[Extracted data start]
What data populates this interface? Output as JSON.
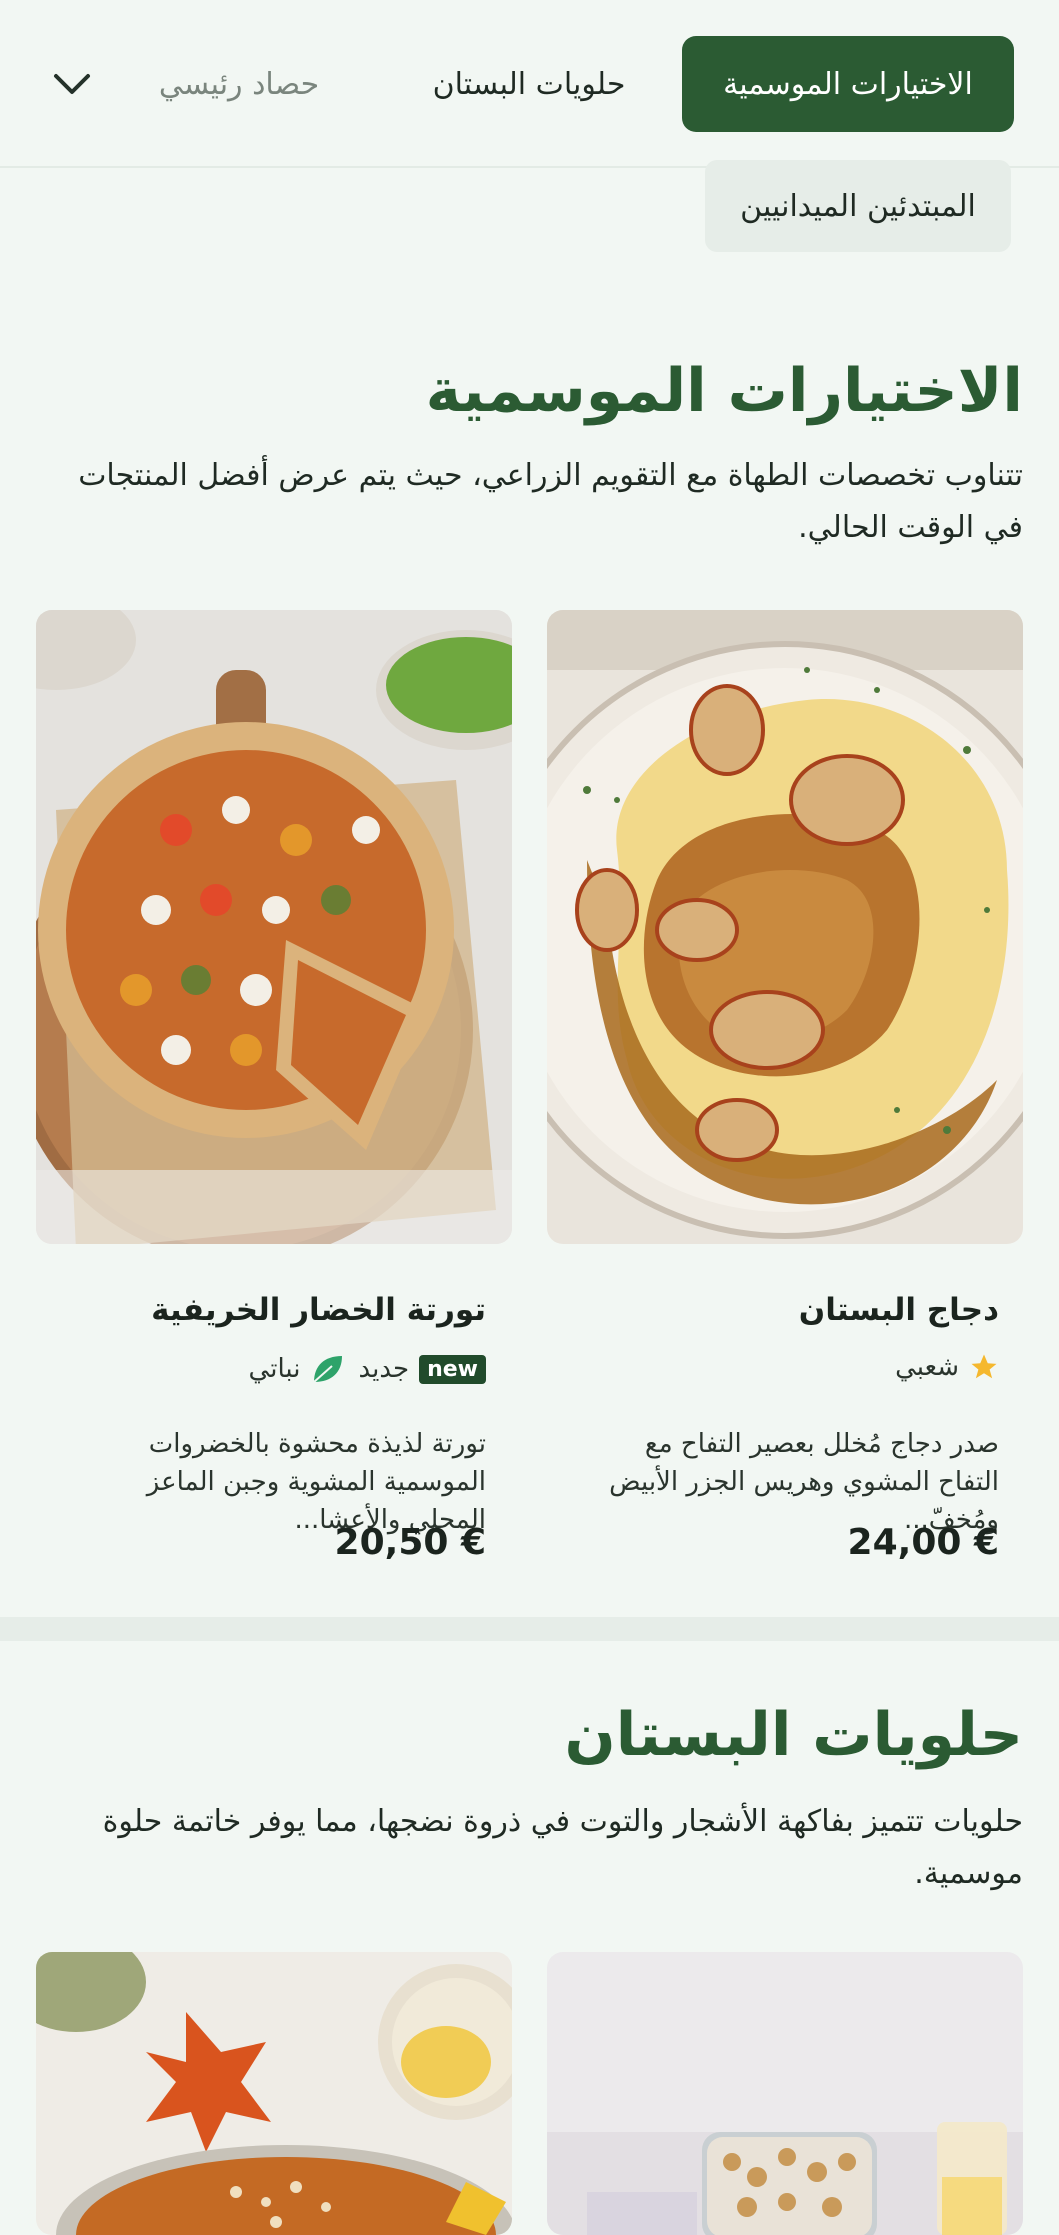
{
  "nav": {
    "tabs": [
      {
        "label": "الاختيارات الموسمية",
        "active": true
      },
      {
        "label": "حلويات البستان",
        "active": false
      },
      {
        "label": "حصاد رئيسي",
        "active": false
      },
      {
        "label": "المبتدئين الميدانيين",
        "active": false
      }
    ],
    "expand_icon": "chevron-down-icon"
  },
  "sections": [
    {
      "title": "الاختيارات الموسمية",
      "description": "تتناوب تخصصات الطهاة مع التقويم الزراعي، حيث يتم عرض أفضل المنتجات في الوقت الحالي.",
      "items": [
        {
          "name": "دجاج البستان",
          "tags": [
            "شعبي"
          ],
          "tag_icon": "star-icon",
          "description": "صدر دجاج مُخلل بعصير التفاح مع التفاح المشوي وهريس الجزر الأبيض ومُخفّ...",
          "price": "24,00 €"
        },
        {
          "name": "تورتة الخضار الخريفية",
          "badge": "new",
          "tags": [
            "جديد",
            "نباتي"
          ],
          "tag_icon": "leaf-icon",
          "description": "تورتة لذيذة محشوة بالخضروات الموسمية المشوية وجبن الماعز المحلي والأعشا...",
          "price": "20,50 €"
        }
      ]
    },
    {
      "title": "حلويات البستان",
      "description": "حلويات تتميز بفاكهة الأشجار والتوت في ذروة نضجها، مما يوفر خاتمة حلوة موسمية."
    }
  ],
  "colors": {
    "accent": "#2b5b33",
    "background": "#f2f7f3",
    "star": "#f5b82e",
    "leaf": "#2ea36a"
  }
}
[Extracted data end]
[Extracted data start]
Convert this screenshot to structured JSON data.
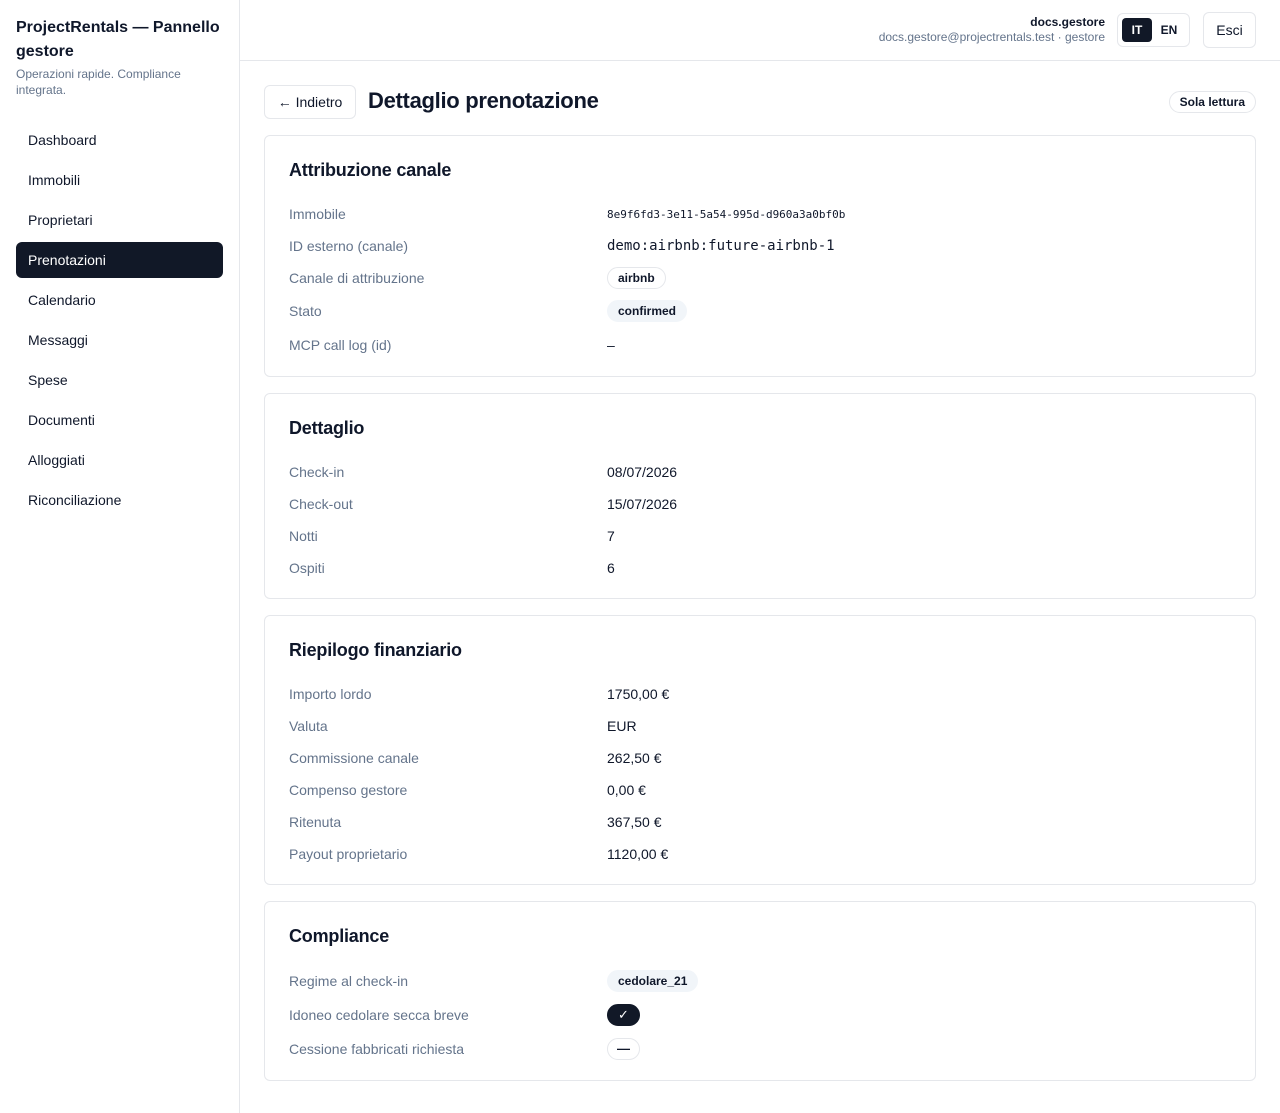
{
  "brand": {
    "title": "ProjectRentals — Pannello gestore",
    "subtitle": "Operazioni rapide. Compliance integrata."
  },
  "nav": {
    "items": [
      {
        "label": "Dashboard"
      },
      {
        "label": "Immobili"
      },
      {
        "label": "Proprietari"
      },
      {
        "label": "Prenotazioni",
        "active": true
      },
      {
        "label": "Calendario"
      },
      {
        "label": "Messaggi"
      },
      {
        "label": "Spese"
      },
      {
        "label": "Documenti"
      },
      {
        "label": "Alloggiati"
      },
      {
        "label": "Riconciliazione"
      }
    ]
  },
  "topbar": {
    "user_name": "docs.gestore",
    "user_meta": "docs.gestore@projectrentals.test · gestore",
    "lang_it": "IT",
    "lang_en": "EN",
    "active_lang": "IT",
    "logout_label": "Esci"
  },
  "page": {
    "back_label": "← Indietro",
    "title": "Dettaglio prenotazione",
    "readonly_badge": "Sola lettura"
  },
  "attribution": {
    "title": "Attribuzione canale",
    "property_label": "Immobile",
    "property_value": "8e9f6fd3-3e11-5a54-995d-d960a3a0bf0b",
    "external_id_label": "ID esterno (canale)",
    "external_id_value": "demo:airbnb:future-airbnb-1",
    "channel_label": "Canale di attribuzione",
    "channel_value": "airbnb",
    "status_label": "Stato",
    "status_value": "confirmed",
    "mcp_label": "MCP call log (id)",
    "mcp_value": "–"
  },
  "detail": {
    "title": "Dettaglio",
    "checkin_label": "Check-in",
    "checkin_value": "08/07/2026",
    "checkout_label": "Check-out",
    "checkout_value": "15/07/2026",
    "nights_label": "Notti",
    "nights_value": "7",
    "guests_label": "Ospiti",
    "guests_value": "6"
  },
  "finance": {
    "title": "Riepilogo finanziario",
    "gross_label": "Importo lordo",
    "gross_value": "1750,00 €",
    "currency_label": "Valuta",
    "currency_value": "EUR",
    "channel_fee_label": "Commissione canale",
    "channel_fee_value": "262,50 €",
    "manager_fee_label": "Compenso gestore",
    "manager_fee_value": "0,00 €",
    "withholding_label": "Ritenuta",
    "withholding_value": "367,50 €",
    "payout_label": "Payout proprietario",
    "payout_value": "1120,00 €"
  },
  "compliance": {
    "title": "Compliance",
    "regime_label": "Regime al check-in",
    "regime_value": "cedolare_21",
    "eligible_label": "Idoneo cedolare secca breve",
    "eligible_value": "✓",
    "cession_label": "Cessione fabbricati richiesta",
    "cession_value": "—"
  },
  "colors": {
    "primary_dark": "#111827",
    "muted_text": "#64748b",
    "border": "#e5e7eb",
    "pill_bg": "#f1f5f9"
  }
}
[Extracted data end]
[Extracted data start]
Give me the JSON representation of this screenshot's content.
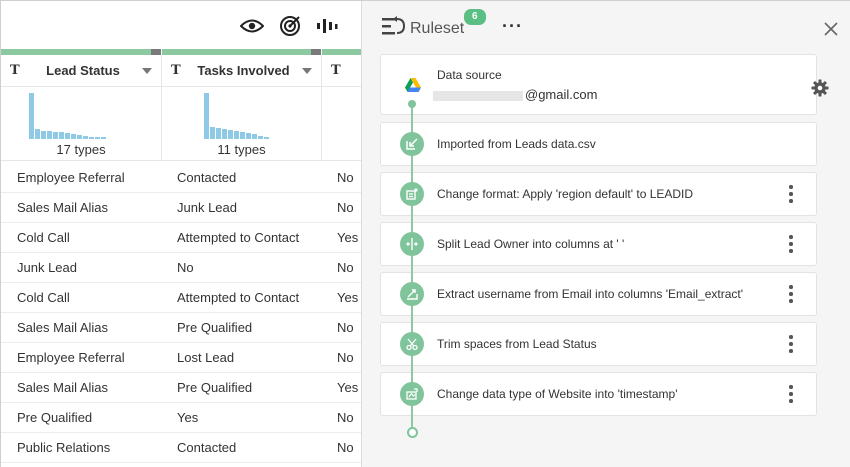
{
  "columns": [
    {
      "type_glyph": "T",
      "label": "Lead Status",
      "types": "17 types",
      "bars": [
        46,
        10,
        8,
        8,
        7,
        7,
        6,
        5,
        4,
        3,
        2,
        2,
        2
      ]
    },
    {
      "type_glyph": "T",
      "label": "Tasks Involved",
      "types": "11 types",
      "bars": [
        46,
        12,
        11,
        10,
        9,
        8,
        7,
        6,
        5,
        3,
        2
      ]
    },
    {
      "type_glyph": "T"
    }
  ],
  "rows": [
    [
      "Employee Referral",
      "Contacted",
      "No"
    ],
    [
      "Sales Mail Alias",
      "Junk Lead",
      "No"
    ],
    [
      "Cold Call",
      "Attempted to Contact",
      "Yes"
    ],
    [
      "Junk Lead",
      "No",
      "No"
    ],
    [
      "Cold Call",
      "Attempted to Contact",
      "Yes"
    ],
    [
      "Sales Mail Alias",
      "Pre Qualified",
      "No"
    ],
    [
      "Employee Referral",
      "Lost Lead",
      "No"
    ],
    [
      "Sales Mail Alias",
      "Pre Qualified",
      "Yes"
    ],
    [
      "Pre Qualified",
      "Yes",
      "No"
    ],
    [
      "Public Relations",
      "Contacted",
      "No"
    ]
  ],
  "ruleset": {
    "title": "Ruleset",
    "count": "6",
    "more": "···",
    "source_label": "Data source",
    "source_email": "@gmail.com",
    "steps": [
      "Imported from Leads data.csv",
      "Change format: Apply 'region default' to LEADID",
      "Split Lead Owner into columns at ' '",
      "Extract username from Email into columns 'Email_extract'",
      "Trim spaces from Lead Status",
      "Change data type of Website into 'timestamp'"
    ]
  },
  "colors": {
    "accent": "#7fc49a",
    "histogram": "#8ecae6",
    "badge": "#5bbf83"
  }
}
[Extracted data end]
§ What is asked
Every line that holds the word "docs" should be extracted.

§ Full response
    "user_name": "docs.gestore",
    "user_meta": "docs.gestore@projectrentals.test · gestore",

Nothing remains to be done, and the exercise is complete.